## BRIEF:
Pull every line containing the word "JSON" from the records.
---*---
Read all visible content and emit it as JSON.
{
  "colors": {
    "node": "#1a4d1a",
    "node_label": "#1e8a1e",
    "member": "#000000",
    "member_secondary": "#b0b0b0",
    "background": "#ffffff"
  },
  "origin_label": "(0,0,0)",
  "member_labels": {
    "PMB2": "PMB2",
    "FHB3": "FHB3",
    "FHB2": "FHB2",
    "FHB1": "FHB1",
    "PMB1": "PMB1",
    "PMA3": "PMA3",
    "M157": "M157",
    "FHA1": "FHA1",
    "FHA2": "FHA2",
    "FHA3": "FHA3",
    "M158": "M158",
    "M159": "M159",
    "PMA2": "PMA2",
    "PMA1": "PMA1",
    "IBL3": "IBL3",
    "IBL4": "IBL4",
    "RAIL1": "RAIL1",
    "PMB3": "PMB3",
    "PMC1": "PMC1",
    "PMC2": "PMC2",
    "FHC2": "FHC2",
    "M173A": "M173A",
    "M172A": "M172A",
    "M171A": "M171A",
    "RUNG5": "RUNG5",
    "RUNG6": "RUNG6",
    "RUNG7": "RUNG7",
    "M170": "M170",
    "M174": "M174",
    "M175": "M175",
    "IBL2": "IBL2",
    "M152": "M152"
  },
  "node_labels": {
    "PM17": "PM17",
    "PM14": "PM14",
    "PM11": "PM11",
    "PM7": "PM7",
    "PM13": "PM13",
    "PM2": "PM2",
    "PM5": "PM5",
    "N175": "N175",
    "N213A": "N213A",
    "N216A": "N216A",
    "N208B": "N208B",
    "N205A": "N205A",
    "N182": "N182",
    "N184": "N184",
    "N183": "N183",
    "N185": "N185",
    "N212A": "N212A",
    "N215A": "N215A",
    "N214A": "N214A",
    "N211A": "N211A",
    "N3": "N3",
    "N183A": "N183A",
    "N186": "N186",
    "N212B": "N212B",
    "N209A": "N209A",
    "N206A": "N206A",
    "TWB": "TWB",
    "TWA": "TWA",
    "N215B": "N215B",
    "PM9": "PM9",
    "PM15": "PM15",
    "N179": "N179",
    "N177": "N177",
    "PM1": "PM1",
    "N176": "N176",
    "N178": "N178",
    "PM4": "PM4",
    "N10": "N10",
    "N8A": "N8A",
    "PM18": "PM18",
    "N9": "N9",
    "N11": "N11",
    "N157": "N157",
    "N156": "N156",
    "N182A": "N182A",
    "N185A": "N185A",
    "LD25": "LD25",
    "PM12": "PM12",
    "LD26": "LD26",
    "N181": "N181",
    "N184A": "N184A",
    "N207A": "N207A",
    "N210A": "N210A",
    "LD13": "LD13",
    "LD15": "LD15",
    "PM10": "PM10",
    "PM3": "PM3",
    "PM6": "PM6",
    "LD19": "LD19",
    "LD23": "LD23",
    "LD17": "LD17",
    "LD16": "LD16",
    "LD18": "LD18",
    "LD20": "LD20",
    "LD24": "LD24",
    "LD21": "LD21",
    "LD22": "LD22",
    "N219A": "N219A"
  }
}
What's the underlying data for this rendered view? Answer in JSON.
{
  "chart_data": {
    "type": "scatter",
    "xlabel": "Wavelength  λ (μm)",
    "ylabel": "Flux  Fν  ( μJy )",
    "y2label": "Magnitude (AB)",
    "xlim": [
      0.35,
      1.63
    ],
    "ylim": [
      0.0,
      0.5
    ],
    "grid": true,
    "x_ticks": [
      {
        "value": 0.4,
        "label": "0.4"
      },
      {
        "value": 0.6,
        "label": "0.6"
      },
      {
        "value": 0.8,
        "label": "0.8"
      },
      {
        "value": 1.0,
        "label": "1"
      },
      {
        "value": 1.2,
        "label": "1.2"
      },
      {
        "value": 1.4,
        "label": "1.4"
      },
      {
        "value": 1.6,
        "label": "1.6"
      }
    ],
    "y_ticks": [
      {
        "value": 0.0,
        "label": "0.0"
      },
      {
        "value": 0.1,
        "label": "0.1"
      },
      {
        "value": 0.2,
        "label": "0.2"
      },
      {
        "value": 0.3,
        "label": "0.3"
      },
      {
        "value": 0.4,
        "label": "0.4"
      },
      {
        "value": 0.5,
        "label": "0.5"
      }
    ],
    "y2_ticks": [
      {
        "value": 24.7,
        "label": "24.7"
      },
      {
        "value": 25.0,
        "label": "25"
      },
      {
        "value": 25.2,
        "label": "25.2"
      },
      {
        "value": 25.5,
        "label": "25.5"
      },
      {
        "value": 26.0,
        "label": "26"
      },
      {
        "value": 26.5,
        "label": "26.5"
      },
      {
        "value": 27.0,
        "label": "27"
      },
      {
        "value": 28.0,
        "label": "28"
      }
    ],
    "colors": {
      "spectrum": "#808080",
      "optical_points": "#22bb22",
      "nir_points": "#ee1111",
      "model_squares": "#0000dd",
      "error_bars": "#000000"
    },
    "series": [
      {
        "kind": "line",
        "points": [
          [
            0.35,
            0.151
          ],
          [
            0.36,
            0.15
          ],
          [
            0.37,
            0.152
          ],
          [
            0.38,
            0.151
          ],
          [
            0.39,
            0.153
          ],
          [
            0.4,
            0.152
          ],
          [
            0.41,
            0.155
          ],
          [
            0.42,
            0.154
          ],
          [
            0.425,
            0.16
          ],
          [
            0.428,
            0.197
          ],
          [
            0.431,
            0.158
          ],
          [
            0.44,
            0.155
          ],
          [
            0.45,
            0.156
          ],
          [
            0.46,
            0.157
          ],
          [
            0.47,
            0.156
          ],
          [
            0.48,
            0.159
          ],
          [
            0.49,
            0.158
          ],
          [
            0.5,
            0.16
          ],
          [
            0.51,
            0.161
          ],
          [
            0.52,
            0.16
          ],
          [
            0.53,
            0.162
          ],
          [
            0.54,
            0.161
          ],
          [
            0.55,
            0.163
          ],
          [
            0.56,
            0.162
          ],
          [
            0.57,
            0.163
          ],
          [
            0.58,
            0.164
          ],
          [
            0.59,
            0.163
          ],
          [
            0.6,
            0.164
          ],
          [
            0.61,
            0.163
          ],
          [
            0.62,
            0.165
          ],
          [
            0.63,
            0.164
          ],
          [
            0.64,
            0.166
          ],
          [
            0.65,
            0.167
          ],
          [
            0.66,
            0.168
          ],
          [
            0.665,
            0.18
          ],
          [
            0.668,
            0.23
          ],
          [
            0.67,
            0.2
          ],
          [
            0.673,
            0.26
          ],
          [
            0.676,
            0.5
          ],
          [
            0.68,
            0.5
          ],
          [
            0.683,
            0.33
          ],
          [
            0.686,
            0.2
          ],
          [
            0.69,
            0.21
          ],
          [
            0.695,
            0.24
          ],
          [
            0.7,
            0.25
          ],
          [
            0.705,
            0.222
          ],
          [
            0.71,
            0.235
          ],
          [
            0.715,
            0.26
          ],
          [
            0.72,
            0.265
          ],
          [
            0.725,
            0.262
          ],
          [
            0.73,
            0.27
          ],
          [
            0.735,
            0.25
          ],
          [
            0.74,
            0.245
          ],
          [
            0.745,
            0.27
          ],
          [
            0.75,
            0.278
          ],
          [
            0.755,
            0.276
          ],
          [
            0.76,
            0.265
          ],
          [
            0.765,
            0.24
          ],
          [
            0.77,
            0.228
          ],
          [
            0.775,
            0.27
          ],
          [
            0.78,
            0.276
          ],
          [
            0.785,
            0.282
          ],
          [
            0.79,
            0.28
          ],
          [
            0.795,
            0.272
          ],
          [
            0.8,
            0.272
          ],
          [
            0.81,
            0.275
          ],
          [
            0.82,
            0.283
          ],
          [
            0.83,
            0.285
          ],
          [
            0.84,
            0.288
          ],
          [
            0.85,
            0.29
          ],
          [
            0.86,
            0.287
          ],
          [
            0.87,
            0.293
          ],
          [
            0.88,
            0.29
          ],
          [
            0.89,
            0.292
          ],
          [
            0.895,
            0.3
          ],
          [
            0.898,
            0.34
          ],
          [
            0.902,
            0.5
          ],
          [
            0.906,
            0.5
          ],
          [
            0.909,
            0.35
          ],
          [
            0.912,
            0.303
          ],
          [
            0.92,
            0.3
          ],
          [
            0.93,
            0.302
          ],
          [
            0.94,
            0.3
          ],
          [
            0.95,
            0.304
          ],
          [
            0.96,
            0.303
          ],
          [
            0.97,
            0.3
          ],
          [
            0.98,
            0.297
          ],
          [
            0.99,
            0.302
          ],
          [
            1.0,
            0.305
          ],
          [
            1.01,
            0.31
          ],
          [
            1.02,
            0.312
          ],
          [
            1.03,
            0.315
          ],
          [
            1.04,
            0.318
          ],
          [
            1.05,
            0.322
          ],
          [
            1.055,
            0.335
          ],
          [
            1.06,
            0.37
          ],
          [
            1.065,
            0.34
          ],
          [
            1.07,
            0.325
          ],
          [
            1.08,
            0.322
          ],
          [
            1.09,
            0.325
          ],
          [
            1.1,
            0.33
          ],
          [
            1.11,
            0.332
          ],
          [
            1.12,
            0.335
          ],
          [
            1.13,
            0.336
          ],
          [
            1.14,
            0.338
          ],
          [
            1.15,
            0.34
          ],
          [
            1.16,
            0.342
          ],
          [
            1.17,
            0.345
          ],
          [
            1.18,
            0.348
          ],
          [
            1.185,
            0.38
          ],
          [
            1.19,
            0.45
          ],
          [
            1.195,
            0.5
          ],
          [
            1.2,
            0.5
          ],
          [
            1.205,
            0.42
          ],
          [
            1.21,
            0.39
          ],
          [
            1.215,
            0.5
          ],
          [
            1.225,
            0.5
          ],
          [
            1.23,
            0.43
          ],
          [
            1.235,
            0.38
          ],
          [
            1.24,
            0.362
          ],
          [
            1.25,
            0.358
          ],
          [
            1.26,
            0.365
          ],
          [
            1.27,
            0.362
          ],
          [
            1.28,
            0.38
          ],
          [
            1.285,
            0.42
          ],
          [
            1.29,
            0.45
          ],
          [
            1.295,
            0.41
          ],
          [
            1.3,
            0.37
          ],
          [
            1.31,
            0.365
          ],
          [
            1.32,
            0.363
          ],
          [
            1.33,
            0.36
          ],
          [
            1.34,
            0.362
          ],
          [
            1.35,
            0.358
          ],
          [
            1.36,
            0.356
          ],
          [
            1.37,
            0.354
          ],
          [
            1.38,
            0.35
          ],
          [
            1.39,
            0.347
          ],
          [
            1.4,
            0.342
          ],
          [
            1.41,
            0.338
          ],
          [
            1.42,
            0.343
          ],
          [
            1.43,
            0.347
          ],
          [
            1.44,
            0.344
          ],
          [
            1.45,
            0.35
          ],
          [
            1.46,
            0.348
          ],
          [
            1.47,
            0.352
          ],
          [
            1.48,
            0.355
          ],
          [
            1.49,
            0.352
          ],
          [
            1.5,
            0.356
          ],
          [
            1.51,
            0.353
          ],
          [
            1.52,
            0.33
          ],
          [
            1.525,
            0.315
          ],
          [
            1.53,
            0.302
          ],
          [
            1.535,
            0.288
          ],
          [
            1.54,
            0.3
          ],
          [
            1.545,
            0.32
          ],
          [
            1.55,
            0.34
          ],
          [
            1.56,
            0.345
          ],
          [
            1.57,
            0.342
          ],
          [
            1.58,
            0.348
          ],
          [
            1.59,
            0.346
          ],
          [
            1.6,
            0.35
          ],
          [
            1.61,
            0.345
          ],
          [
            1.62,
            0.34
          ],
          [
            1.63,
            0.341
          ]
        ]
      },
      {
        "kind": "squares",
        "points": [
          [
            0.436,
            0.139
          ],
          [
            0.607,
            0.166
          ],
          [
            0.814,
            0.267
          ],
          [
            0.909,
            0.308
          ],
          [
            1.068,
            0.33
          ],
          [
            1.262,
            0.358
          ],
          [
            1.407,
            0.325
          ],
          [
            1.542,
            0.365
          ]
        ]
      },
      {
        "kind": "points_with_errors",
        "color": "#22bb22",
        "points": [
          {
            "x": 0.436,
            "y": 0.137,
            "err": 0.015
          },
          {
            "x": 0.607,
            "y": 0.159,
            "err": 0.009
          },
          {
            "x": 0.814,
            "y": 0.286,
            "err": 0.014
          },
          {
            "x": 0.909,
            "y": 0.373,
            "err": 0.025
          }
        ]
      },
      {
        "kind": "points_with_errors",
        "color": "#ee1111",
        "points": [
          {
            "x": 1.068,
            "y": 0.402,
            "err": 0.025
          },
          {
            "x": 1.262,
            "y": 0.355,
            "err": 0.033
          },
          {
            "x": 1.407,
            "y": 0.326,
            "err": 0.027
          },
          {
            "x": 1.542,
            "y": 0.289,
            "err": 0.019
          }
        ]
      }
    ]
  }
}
---*---
## REPLY TO THE TASK:
Read all visible content and emit it as JSON.
What's the underlying data for this rendered view? Answer in JSON.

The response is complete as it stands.